_What is asked_
Find every line with the string "text" in it, count them, and reply with that count only.
═══
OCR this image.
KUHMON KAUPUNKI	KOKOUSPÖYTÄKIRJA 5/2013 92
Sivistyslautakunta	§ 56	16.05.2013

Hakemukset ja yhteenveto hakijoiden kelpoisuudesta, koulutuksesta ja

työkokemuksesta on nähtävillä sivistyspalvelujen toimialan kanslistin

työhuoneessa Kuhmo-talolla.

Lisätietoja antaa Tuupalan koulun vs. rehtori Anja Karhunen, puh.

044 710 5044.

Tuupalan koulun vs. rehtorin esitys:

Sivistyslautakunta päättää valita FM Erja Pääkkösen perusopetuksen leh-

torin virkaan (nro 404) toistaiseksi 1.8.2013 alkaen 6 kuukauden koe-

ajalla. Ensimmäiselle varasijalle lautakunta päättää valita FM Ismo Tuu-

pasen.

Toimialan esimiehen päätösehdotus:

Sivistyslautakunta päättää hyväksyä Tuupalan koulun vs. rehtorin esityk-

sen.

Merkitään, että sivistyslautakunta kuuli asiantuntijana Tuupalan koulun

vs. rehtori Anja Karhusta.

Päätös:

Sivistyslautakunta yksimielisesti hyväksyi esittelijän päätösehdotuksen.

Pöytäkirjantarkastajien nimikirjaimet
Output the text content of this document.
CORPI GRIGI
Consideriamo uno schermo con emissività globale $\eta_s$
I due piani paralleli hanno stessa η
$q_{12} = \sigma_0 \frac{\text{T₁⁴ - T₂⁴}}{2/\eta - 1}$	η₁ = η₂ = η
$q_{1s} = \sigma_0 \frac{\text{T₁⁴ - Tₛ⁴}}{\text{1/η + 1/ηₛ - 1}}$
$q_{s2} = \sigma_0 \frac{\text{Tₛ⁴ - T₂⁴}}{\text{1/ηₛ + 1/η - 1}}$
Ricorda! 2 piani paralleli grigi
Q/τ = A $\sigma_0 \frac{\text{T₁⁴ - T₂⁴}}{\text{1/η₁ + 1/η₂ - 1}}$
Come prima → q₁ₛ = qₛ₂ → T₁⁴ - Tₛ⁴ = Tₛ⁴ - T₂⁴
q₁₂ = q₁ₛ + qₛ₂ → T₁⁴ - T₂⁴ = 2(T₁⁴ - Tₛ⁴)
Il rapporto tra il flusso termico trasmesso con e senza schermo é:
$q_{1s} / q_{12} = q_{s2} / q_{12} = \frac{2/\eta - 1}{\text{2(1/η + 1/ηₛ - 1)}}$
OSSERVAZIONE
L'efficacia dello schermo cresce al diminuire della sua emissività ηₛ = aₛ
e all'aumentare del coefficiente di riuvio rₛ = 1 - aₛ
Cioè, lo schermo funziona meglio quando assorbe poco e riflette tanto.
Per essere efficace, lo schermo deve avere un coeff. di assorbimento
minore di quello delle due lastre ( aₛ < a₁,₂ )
═══
_The output_
6